▸ The request
Find how many lines in the material contain "είναι"; your answer should be that number alone.

▸ Extracted information
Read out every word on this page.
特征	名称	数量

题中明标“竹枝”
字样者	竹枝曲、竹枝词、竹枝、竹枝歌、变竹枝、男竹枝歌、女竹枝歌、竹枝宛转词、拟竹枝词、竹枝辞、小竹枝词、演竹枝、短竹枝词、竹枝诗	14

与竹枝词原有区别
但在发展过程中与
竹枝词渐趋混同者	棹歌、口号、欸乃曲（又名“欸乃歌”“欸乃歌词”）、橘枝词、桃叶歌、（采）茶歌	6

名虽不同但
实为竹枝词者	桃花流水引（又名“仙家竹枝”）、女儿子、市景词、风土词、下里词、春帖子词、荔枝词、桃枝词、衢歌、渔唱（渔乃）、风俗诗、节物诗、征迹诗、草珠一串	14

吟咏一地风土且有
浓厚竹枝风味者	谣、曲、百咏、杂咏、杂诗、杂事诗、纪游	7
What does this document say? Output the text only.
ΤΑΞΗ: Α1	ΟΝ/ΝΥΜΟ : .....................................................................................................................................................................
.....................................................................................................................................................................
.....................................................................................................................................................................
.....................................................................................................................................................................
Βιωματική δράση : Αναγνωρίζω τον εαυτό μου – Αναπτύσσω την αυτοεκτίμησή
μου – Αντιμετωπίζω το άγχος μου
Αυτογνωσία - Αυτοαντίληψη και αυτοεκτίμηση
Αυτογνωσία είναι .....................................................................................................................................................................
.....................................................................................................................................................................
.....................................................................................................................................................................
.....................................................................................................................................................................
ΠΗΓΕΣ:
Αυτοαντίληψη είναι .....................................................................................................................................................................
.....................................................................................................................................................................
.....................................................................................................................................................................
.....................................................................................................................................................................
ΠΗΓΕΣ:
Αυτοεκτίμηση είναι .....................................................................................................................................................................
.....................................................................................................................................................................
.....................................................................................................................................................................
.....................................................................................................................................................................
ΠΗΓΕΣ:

▸ Worked answer
3